INPUT MATERIAL -

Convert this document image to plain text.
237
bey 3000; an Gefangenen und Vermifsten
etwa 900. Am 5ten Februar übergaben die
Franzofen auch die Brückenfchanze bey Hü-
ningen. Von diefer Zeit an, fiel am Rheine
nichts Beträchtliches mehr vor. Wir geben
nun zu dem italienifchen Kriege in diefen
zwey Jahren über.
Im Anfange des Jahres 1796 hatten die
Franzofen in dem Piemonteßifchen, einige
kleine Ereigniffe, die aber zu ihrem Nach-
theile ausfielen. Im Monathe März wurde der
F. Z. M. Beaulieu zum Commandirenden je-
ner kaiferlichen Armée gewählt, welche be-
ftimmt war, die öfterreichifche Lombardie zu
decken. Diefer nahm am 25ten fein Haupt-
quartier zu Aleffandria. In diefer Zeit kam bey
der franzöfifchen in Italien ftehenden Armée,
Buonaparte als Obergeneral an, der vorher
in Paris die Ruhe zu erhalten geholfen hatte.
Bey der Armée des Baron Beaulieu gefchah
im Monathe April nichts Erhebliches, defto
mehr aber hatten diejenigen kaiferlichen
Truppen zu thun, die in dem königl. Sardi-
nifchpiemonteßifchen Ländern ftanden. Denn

REQUIREMENT - Return what is listed above, exactly and completely.

CORRECT RESPONSE -
Convert this document image to plain text.
237
bey 3000; an Gefangenen und Vermifsten
etwa 900. Am 5ten Februar übergaben die
Franzofen auch die Brückenfchanze bey Hü-
ningen. Von diefer Zeit an, fiel am Rheine
nichts Beträchtliches mehr vor. Wir geben
nun zu dem italienifchen Kriege in diefen
zwey Jahren über.
Im Anfange des Jahres 1796 hatten die
Franzofen in dem Piemonteßifchen, einige
kleine Ereigniffe, die aber zu ihrem Nach-
theile ausfielen. Im Monathe März wurde der
F. Z. M. Beaulieu zum Commandirenden je-
ner kaiferlichen Armée gewählt, welche be-
ftimmt war, die öfterreichifche Lombardie zu
decken. Diefer nahm am 25ten fein Haupt-
quartier zu Aleffandria. In diefer Zeit kam bey
der franzöfifchen in Italien ftehenden Armée,
Buonaparte als Obergeneral an, der vorher
in Paris die Ruhe zu erhalten geholfen hatte.
Bey der Armée des Baron Beaulieu gefchah
im Monathe April nichts Erhebliches, defto
mehr aber hatten diejenigen kaiferlichen
Truppen zu thun, die in dem königl. Sardi-
nifchpiemonteßifchen Ländern ftanden. Denn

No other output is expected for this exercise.